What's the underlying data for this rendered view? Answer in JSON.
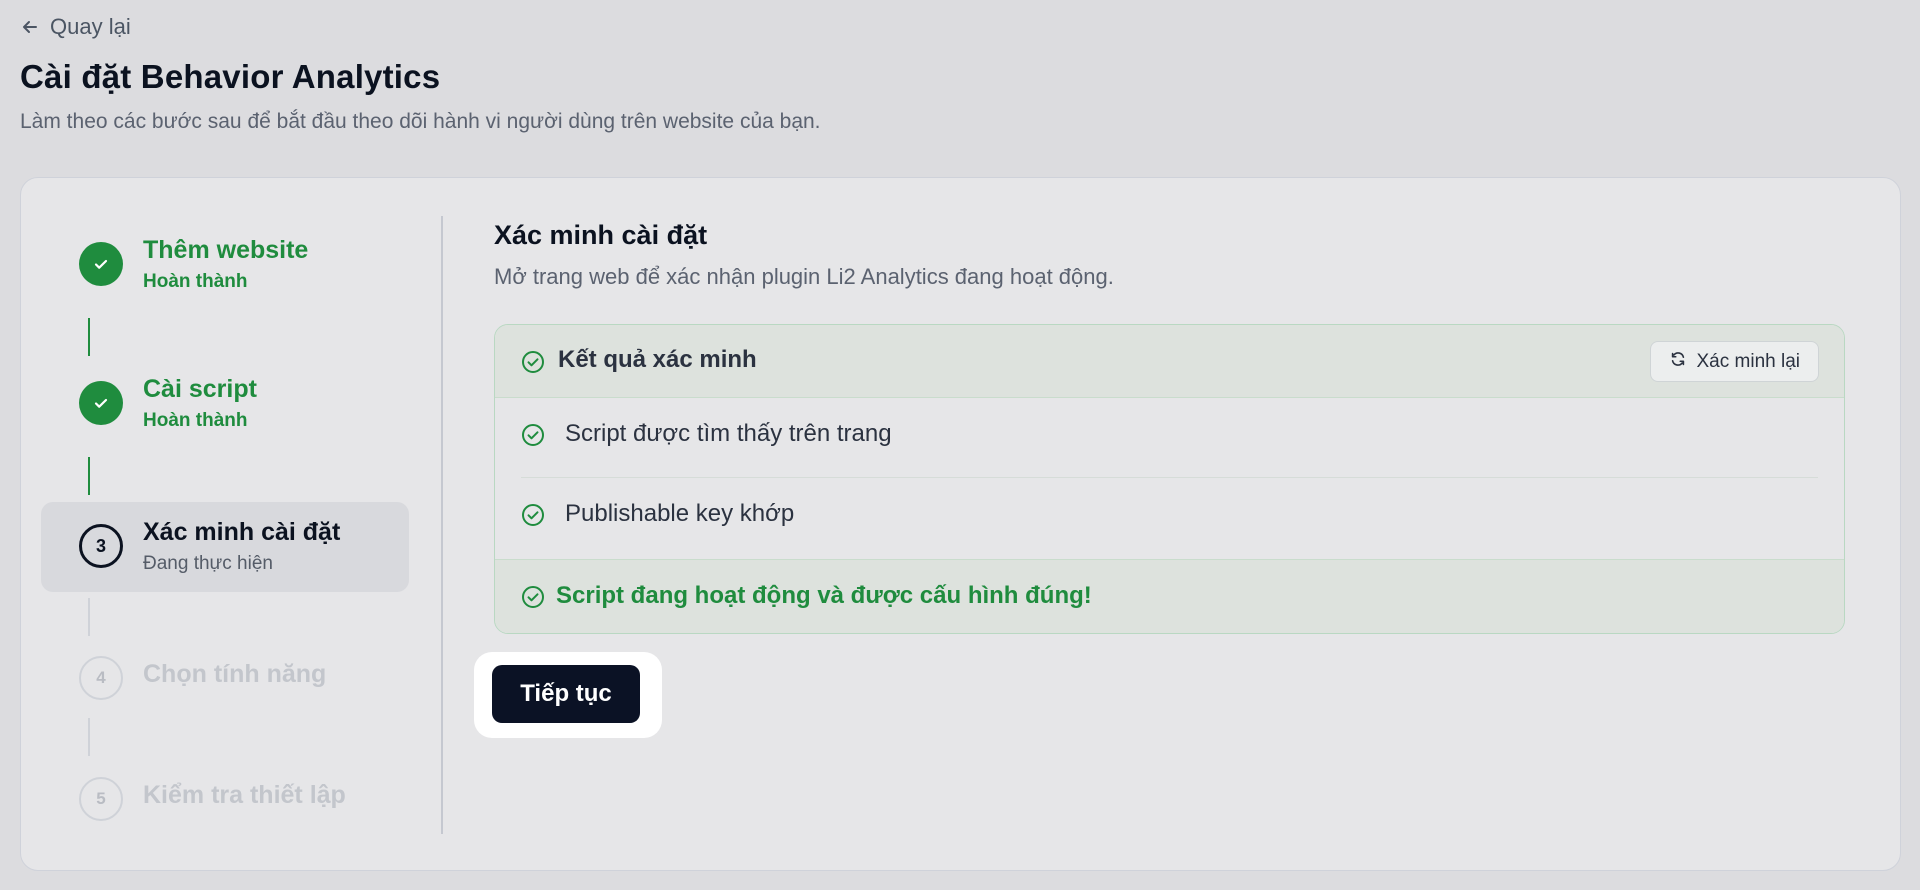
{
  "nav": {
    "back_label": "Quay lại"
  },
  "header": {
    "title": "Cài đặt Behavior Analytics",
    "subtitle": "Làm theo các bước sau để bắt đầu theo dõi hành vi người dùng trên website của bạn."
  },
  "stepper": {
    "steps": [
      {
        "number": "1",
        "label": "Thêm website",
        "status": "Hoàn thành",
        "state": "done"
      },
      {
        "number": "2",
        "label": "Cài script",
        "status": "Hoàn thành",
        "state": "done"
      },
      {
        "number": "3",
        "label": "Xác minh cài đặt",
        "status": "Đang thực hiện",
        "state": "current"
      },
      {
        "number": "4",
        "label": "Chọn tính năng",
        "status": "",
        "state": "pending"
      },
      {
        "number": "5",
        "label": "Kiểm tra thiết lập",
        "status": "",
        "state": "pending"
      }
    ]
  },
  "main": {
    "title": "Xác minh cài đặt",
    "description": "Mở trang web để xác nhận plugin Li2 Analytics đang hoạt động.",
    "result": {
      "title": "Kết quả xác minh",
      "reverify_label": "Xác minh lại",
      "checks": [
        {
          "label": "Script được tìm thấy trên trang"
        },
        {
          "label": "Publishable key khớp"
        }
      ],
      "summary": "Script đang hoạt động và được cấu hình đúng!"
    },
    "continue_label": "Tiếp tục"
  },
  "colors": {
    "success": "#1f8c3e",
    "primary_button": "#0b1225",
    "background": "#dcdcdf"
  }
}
○ ○ ○ ○ ○
» WHAT IS ASKED:
Identify every line where the string "hoạt" appears.

» ANSWER TO THIS TASK:
    "description": "Mở trang web để xác nhận plugin Li2 Analytics đang hoạt động.",
      "summary": "Script đang hoạt động và được cấu hình đúng!"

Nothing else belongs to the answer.